[Extracted data entries]
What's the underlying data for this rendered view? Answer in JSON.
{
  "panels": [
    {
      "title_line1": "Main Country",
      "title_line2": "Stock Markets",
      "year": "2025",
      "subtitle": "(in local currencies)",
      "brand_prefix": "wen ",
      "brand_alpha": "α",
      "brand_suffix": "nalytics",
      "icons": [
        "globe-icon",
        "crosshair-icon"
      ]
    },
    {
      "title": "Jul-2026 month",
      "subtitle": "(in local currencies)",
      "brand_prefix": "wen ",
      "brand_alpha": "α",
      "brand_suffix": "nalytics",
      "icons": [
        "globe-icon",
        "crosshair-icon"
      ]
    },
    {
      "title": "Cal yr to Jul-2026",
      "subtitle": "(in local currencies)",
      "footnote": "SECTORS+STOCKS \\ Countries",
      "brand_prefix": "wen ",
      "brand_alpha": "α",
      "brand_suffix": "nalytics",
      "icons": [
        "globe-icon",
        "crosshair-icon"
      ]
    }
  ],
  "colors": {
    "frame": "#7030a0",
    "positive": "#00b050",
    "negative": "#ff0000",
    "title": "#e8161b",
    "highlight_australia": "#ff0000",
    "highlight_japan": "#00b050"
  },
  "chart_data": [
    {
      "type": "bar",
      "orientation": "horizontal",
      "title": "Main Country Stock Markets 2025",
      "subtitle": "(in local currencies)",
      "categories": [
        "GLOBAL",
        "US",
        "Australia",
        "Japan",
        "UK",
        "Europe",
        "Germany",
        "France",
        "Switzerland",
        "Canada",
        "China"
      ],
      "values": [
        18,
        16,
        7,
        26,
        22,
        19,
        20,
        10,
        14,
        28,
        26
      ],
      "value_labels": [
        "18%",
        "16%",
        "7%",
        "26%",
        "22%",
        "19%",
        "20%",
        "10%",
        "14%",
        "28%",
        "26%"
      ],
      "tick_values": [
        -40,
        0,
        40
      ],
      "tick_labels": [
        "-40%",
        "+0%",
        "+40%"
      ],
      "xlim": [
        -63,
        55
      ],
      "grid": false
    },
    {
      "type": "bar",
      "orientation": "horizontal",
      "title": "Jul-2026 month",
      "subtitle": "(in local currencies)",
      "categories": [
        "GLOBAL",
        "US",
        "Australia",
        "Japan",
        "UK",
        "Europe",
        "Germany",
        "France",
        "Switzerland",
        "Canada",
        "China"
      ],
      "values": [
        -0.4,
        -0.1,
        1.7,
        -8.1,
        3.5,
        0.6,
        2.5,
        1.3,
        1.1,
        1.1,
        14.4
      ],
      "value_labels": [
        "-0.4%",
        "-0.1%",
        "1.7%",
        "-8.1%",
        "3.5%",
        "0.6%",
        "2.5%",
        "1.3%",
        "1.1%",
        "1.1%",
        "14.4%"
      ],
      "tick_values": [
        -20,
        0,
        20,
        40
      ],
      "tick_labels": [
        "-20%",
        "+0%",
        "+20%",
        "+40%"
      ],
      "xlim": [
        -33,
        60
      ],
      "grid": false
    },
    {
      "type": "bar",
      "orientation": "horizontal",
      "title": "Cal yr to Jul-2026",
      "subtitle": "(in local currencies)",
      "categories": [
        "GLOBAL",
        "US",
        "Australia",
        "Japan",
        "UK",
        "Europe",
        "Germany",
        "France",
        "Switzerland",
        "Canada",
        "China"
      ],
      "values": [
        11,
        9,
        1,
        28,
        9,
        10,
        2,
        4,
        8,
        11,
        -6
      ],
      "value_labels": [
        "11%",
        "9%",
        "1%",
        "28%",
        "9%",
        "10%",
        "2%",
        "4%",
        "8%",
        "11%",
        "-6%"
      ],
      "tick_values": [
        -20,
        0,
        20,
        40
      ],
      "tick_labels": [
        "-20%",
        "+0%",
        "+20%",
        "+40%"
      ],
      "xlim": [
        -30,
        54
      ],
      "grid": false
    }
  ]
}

*TASK TO CARRY OUT*:
Go through the records and copy each line with "Country" in it.

*RESPONSE*:
      "title_line1": "Main Country",
      "title": "Main Country Stock Markets 2025",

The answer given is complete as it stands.